**Entries provided**
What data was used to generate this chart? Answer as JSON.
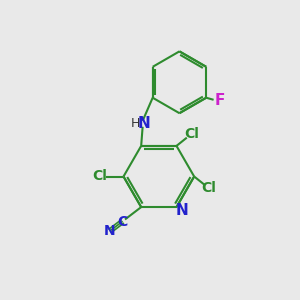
{
  "bg_color": "#e9e9e9",
  "bond_color": "#2e8b2e",
  "n_color": "#2222cc",
  "cl_color": "#2e8b2e",
  "f_color": "#cc22cc",
  "lw": 1.5,
  "figsize": [
    3.0,
    3.0
  ],
  "dpi": 100,
  "xlim": [
    0,
    10
  ],
  "ylim": [
    0,
    10
  ]
}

**Prompt**
Retype the whole listing, keeping every line identical and omitting all pictures.

**Final result**
What data was used to generate this chart? Answer as JSON.
{
  "bg_color": "#e9e9e9",
  "bond_color": "#2e8b2e",
  "n_color": "#2222cc",
  "cl_color": "#2e8b2e",
  "f_color": "#cc22cc",
  "lw": 1.5,
  "figsize": [
    3.0,
    3.0
  ],
  "dpi": 100,
  "xlim": [
    0,
    10
  ],
  "ylim": [
    0,
    10
  ]
}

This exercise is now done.